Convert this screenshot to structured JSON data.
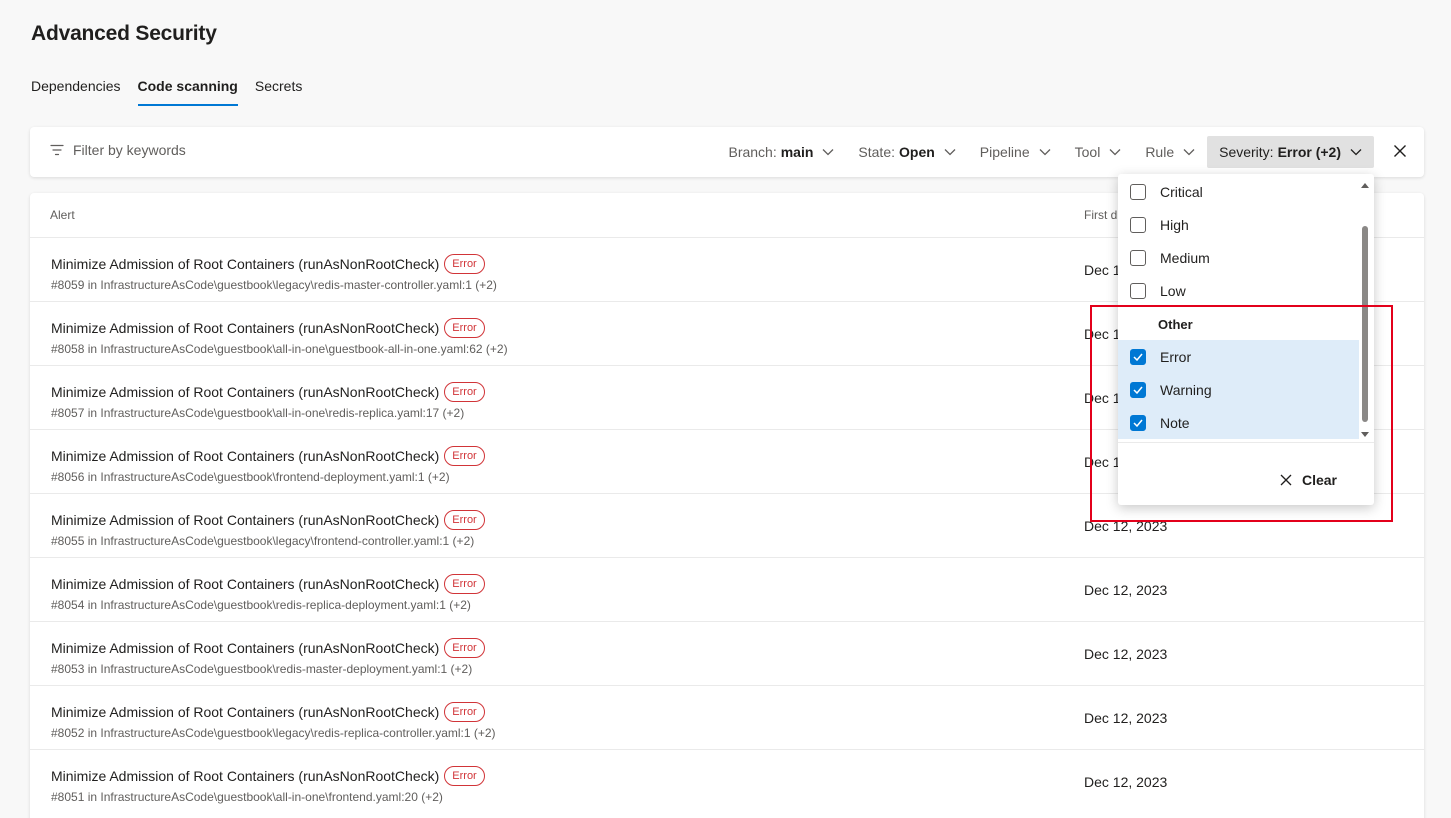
{
  "page": {
    "title": "Advanced Security"
  },
  "tabs": [
    {
      "label": "Dependencies",
      "active": false
    },
    {
      "label": "Code scanning",
      "active": true
    },
    {
      "label": "Secrets",
      "active": false
    }
  ],
  "filter_bar": {
    "placeholder": "Filter by keywords",
    "pills": [
      {
        "label": "Branch:",
        "value": "main"
      },
      {
        "label": "State:",
        "value": "Open"
      },
      {
        "label": "Pipeline",
        "value": ""
      },
      {
        "label": "Tool",
        "value": ""
      },
      {
        "label": "Rule",
        "value": ""
      },
      {
        "label": "Severity:",
        "value": "Error (+2)"
      }
    ]
  },
  "table": {
    "col_alert": "Alert",
    "col_first_detected": "First d",
    "badge_label": "Error",
    "rows": [
      {
        "title": "Minimize Admission of Root Containers (runAsNonRootCheck)",
        "path": "#8059 in InfrastructureAsCode\\guestbook\\legacy\\redis-master-controller.yaml:1 (+2)",
        "date": "Dec 1"
      },
      {
        "title": "Minimize Admission of Root Containers (runAsNonRootCheck)",
        "path": "#8058 in InfrastructureAsCode\\guestbook\\all-in-one\\guestbook-all-in-one.yaml:62 (+2)",
        "date": "Dec 1"
      },
      {
        "title": "Minimize Admission of Root Containers (runAsNonRootCheck)",
        "path": "#8057 in InfrastructureAsCode\\guestbook\\all-in-one\\redis-replica.yaml:17 (+2)",
        "date": "Dec 1"
      },
      {
        "title": "Minimize Admission of Root Containers (runAsNonRootCheck)",
        "path": "#8056 in InfrastructureAsCode\\guestbook\\frontend-deployment.yaml:1 (+2)",
        "date": "Dec 1"
      },
      {
        "title": "Minimize Admission of Root Containers (runAsNonRootCheck)",
        "path": "#8055 in InfrastructureAsCode\\guestbook\\legacy\\frontend-controller.yaml:1 (+2)",
        "date": "Dec 12, 2023"
      },
      {
        "title": "Minimize Admission of Root Containers (runAsNonRootCheck)",
        "path": "#8054 in InfrastructureAsCode\\guestbook\\redis-replica-deployment.yaml:1 (+2)",
        "date": "Dec 12, 2023"
      },
      {
        "title": "Minimize Admission of Root Containers (runAsNonRootCheck)",
        "path": "#8053 in InfrastructureAsCode\\guestbook\\redis-master-deployment.yaml:1 (+2)",
        "date": "Dec 12, 2023"
      },
      {
        "title": "Minimize Admission of Root Containers (runAsNonRootCheck)",
        "path": "#8052 in InfrastructureAsCode\\guestbook\\legacy\\redis-replica-controller.yaml:1 (+2)",
        "date": "Dec 12, 2023"
      },
      {
        "title": "Minimize Admission of Root Containers (runAsNonRootCheck)",
        "path": "#8051 in InfrastructureAsCode\\guestbook\\all-in-one\\frontend.yaml:20 (+2)",
        "date": "Dec 12, 2023"
      }
    ]
  },
  "severity_dropdown": {
    "options": [
      {
        "label": "Critical",
        "checked": false
      },
      {
        "label": "High",
        "checked": false
      },
      {
        "label": "Medium",
        "checked": false
      },
      {
        "label": "Low",
        "checked": false
      }
    ],
    "group_label": "Other",
    "other_options": [
      {
        "label": "Error",
        "checked": true
      },
      {
        "label": "Warning",
        "checked": true
      },
      {
        "label": "Note",
        "checked": true
      }
    ],
    "clear_label": "Clear"
  },
  "colors": {
    "accent": "#0078d4",
    "error": "#d13438",
    "highlight_box": "#e3001b",
    "checked_row_bg": "#deecf9"
  },
  "icons": [
    "filter-icon",
    "chevron-down-icon",
    "close-icon",
    "checkmark-icon",
    "scroll-up-arrow-icon",
    "scroll-down-arrow-icon"
  ]
}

· · · · ·

■ **INSTRUCTIONS FOR THE TASK**: The pictures should not appear in the copy; every other part of the records above must be returned exactly.

■ **RESPONSE TO THIS EXERCISE**:
Convert this screenshot to structured JSON data.
{
  "page": {
    "title": "Advanced Security"
  },
  "tabs": [
    {
      "label": "Dependencies",
      "active": false
    },
    {
      "label": "Code scanning",
      "active": true
    },
    {
      "label": "Secrets",
      "active": false
    }
  ],
  "filter_bar": {
    "placeholder": "Filter by keywords",
    "pills": [
      {
        "label": "Branch:",
        "value": "main"
      },
      {
        "label": "State:",
        "value": "Open"
      },
      {
        "label": "Pipeline",
        "value": ""
      },
      {
        "label": "Tool",
        "value": ""
      },
      {
        "label": "Rule",
        "value": ""
      },
      {
        "label": "Severity:",
        "value": "Error (+2)"
      }
    ]
  },
  "table": {
    "col_alert": "Alert",
    "col_first_detected": "First d",
    "badge_label": "Error",
    "rows": [
      {
        "title": "Minimize Admission of Root Containers (runAsNonRootCheck)",
        "path": "#8059 in InfrastructureAsCode\\guestbook\\legacy\\redis-master-controller.yaml:1 (+2)",
        "date": "Dec 1"
      },
      {
        "title": "Minimize Admission of Root Containers (runAsNonRootCheck)",
        "path": "#8058 in InfrastructureAsCode\\guestbook\\all-in-one\\guestbook-all-in-one.yaml:62 (+2)",
        "date": "Dec 1"
      },
      {
        "title": "Minimize Admission of Root Containers (runAsNonRootCheck)",
        "path": "#8057 in InfrastructureAsCode\\guestbook\\all-in-one\\redis-replica.yaml:17 (+2)",
        "date": "Dec 1"
      },
      {
        "title": "Minimize Admission of Root Containers (runAsNonRootCheck)",
        "path": "#8056 in InfrastructureAsCode\\guestbook\\frontend-deployment.yaml:1 (+2)",
        "date": "Dec 1"
      },
      {
        "title": "Minimize Admission of Root Containers (runAsNonRootCheck)",
        "path": "#8055 in InfrastructureAsCode\\guestbook\\legacy\\frontend-controller.yaml:1 (+2)",
        "date": "Dec 12, 2023"
      },
      {
        "title": "Minimize Admission of Root Containers (runAsNonRootCheck)",
        "path": "#8054 in InfrastructureAsCode\\guestbook\\redis-replica-deployment.yaml:1 (+2)",
        "date": "Dec 12, 2023"
      },
      {
        "title": "Minimize Admission of Root Containers (runAsNonRootCheck)",
        "path": "#8053 in InfrastructureAsCode\\guestbook\\redis-master-deployment.yaml:1 (+2)",
        "date": "Dec 12, 2023"
      },
      {
        "title": "Minimize Admission of Root Containers (runAsNonRootCheck)",
        "path": "#8052 in InfrastructureAsCode\\guestbook\\legacy\\redis-replica-controller.yaml:1 (+2)",
        "date": "Dec 12, 2023"
      },
      {
        "title": "Minimize Admission of Root Containers (runAsNonRootCheck)",
        "path": "#8051 in InfrastructureAsCode\\guestbook\\all-in-one\\frontend.yaml:20 (+2)",
        "date": "Dec 12, 2023"
      }
    ]
  },
  "severity_dropdown": {
    "options": [
      {
        "label": "Critical",
        "checked": false
      },
      {
        "label": "High",
        "checked": false
      },
      {
        "label": "Medium",
        "checked": false
      },
      {
        "label": "Low",
        "checked": false
      }
    ],
    "group_label": "Other",
    "other_options": [
      {
        "label": "Error",
        "checked": true
      },
      {
        "label": "Warning",
        "checked": true
      },
      {
        "label": "Note",
        "checked": true
      }
    ],
    "clear_label": "Clear"
  },
  "colors": {
    "accent": "#0078d4",
    "error": "#d13438",
    "highlight_box": "#e3001b",
    "checked_row_bg": "#deecf9"
  },
  "icons": [
    "filter-icon",
    "chevron-down-icon",
    "close-icon",
    "checkmark-icon",
    "scroll-up-arrow-icon",
    "scroll-down-arrow-icon"
  ]
}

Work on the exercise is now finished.